(Rows taken from a dataset)
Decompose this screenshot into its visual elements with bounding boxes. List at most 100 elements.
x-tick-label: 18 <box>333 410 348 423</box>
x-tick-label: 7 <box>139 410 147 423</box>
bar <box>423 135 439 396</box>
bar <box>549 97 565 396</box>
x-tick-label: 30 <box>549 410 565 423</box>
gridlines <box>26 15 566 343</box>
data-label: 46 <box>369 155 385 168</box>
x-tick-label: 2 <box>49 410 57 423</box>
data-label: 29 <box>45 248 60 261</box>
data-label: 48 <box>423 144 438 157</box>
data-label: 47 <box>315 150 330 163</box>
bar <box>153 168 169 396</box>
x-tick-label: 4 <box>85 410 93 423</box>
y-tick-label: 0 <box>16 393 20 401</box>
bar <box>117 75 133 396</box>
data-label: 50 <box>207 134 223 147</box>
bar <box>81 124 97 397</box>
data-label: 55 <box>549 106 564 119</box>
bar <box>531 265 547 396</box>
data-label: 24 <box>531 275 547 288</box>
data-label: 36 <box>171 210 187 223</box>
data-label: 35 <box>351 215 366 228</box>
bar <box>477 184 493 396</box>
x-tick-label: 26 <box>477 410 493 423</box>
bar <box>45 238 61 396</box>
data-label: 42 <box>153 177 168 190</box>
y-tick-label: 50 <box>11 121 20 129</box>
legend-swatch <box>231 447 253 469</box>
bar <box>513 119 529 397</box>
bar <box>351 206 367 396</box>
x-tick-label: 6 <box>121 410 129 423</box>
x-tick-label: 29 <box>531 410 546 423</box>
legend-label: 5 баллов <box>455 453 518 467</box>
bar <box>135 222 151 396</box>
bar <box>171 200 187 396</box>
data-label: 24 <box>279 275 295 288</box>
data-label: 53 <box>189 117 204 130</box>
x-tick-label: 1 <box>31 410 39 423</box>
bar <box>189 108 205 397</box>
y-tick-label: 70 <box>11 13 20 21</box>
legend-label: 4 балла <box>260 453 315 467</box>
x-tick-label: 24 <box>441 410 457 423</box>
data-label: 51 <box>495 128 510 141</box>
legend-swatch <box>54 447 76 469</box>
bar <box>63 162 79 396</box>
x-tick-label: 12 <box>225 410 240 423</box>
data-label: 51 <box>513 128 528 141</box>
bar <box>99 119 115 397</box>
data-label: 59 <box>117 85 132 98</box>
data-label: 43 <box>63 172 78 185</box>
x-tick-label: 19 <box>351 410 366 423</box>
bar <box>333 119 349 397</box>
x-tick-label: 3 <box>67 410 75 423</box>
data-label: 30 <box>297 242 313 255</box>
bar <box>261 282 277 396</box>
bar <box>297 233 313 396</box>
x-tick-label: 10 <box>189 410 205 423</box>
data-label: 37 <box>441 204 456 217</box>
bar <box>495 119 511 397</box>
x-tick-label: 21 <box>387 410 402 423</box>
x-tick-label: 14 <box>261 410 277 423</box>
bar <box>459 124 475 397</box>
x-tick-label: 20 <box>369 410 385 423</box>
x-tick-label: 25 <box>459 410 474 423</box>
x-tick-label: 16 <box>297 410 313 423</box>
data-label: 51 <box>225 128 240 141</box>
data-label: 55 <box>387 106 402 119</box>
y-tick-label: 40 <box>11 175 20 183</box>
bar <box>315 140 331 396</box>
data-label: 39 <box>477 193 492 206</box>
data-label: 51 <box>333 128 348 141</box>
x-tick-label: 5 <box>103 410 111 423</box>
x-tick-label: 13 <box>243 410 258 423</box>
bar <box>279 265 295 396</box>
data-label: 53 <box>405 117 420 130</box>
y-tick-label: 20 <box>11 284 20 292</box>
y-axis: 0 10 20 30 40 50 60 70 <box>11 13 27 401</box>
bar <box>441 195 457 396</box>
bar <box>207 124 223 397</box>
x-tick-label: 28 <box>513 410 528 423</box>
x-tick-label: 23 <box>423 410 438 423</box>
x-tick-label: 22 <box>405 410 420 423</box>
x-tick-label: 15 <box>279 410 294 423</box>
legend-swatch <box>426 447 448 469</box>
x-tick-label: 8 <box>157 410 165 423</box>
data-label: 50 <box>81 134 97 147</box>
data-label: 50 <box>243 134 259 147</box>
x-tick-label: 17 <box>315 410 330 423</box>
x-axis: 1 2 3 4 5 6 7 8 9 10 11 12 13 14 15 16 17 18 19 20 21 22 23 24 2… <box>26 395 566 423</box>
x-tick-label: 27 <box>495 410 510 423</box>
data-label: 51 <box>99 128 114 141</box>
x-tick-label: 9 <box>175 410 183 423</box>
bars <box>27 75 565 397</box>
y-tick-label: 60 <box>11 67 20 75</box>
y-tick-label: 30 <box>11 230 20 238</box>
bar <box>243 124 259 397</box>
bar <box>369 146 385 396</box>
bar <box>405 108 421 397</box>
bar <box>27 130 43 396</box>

### Task instructions
Output every line of the records above as a JSON list of strings, one string per line, skipping any blank lines.

### The completed task
[
  "Decompose this screenshot into its visual elements with bounding boxes. List at most 100 elements.",
  "x-tick-label: 18 <box>333 410 348 423</box>",
  "x-tick-label: 7 <box>139 410 147 423</box>",
  "bar <box>423 135 439 396</box>",
  "bar <box>549 97 565 396</box>",
  "x-tick-label: 30 <box>549 410 565 423</box>",
  "gridlines <box>26 15 566 343</box>",
  "data-label: 46 <box>369 155 385 168</box>",
  "x-tick-label: 2 <box>49 410 57 423</box>",
  "data-label: 29 <box>45 248 60 261</box>",
  "data-label: 48 <box>423 144 438 157</box>",
  "data-label: 47 <box>315 150 330 163</box>",
  "bar <box>153 168 169 396</box>",
  "x-tick-label: 4 <box>85 410 93 423</box>",
  "y-tick-label: 0 <box>16 393 20 401</box>",
  "bar <box>117 75 133 396</box>",
  "data-label: 50 <box>207 134 223 147</box>",
  "bar <box>81 124 97 397</box>",
  "data-label: 55 <box>549 106 564 119</box>",
  "bar <box>531 265 547 396</box>",
  "data-label: 24 <box>531 275 547 288</box>",
  "data-label: 36 <box>171 210 187 223</box>",
  "data-label: 35 <box>351 215 366 228</box>",
  "bar <box>477 184 493 396</box>",
  "x-tick-label: 26 <box>477 410 493 423</box>",
  "bar <box>45 238 61 396</box>",
  "data-label: 42 <box>153 177 168 190</box>",
  "y-tick-label: 50 <box>11 121 20 129</box>",
  "legend-swatch <box>231 447 253 469</box>",
  "bar <box>513 119 529 397</box>",
  "bar <box>351 206 367 396</box>",
  "x-tick-label: 6 <box>121 410 129 423</box>",
  "x-tick-label: 29 <box>531 410 546 423</box>",
  "legend-label: 5 баллов <box>455 453 518 467</box>",
  "bar <box>135 222 151 396</box>",
  "bar <box>171 200 187 396</box>",
  "data-label: 24 <box>279 275 295 288</box>",
  "data-label: 53 <box>189 117 204 130</box>",
  "x-tick-label: 1 <box>31 410 39 423</box>",
  "bar <box>189 108 205 397</box>",
  "y-tick-label: 70 <box>11 13 20 21</box>",
  "legend-label: 4 балла <box>260 453 315 467</box>",
  "x-tick-label: 24 <box>441 410 457 423</box>",
  "data-label: 51 <box>495 128 510 141</box>",
  "legend-swatch <box>54 447 76 469</box>",
  "bar <box>63 162 79 396</box>",
  "x-tick-label: 12 <box>225 410 240 423</box>",
  "data-label: 51 <box>513 128 528 141</box>",
  "bar <box>99 119 115 397</box>",
  "data-label: 59 <box>117 85 132 98</box>",
  "data-label: 43 <box>63 172 78 185</box>",
  "x-tick-label: 19 <box>351 410 366 423</box>",
  "bar <box>333 119 349 397</box>",
  "x-tick-label: 3 <box>67 410 75 423</box>",
  "data-label: 30 <box>297 242 313 255</box>",
  "bar <box>261 282 277 396</box>",
  "bar <box>297 233 313 396</box>",
  "x-tick-label: 10 <box>189 410 205 423</box>",
  "data-label: 37 <box>441 204 456 217</box>",
  "bar <box>495 119 511 397</box>",
  "x-tick-label: 21 <box>387 410 402 423</box>",
  "x-tick-label: 14 <box>261 410 277 423</box>",
  "bar <box>459 124 475 397</box>",
  "x-tick-label: 20 <box>369 410 385 423</box>",
  "x-tick-label: 25 <box>459 410 474 423</box>",
  "x-tick-label: 16 <box>297 410 313 423</box>",
  "data-label: 51 <box>225 128 240 141</box>",
  "data-label: 55 <box>387 106 402 119</box>",
  "y-tick-label: 40 <box>11 175 20 183</box>",
  "bar <box>315 140 331 396</box>",
  "data-label: 39 <box>477 193 492 206</box>",
  "data-label: 51 <box>333 128 348 141</box>",
  "x-tick-label: 5 <box>103 410 111 423</box>",
  "x-tick-label: 13 <box>243 410 258 423</box>",
  "bar <box>279 265 295 396</box>",
  "data-label: 53 <box>405 117 420 130</box>",
  "y-tick-label: 20 <box>11 284 20 292</box>",
  "y-axis: 0 10 20 30 40 50 60 70 <box>11 13 27 401</box>",
  "bar <box>441 195 457 396</box>",
  "bar <box>207 124 223 397</box>",
  "x-tick-label: 28 <box>513 410 528 423</box>",
  "x-tick-label: 23 <box>423 410 438 423</box>",
  "x-tick-label: 22 <box>405 410 420 423</box>",
  "x-tick-label: 15 <box>279 410 294 423</box>",
  "legend-swatch <box>426 447 448 469</box>",
  "x-tick-label: 8 <box>157 410 165 423</box>",
  "data-label: 50 <box>81 134 97 147</box>",
  "data-label: 50 <box>243 134 259 147</box>",
  "x-tick-label: 17 <box>315 410 330 423</box>",
  "x-axis: 1 2 3 4 5 6 7 8 9 10 11 12 13 14 15 16 17 18 19 20 21 22 23 24 2… <box>26 395 566 423</box>",
  "x-tick-label: 27 <box>495 410 510 423</box>",
  "data-label: 51 <box>99 128 114 141</box>",
  "x-tick-label: 9 <box>175 410 183 423</box>",
  "bars <box>27 75 565 397</box>",
  "y-tick-label: 60 <box>11 67 20 75</box>",
  "y-tick-label: 30 <box>11 230 20 238</box>",
  "bar <box>243 124 259 397</box>",
  "bar <box>369 146 385 396</box>",
  "bar <box>405 108 421 397</box>",
  "bar <box>27 130 43 396</box>"
]